Say how many lines in the records include the string "text", adding no other words.

══════════════════════════════

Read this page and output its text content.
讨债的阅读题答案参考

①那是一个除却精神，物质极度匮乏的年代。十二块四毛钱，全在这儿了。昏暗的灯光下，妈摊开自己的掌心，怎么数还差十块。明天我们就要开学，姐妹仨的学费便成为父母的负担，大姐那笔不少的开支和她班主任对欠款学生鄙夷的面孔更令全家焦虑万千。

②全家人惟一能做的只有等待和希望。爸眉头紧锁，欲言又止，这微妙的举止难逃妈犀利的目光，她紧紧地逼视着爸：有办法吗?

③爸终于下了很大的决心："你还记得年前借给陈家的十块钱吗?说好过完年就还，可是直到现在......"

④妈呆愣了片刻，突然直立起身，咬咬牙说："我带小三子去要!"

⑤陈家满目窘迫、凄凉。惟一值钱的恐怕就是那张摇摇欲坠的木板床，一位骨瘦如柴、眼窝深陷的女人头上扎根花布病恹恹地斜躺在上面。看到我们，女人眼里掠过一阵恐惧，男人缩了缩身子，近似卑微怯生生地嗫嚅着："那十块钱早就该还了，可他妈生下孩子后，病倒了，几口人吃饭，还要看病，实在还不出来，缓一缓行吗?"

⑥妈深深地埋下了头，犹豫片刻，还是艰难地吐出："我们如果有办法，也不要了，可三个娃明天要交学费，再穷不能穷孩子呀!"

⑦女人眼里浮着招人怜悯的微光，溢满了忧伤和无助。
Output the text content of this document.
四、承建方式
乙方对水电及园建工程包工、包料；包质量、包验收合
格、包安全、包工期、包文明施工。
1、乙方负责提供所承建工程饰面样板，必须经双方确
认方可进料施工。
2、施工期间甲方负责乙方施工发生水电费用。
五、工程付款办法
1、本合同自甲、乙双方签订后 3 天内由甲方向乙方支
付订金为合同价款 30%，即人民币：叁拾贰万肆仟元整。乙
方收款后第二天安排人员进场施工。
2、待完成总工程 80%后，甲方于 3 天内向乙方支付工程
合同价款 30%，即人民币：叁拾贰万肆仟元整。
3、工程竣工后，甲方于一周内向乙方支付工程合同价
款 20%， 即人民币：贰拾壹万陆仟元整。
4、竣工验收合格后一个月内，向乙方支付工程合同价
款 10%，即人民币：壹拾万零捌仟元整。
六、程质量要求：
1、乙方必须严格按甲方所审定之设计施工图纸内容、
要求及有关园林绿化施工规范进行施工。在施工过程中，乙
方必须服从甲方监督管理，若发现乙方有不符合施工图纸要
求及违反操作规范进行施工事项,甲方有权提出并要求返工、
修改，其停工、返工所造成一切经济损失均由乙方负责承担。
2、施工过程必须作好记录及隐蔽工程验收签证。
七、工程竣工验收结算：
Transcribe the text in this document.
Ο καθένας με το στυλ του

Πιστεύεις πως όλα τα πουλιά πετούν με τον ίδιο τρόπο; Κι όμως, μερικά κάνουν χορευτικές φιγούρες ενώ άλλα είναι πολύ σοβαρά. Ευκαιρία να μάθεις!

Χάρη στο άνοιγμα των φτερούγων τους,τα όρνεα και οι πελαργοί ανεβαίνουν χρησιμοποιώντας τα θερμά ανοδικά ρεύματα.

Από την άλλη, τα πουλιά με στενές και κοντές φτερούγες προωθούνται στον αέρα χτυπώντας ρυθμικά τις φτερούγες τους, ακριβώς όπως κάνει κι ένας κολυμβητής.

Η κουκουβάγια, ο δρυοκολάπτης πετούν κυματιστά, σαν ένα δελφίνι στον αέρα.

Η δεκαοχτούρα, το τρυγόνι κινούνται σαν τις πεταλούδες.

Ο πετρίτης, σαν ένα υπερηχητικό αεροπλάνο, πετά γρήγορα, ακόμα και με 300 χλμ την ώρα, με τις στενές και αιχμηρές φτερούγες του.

══════════════════════════════

* _RESPONSE TO THE TASK_: 3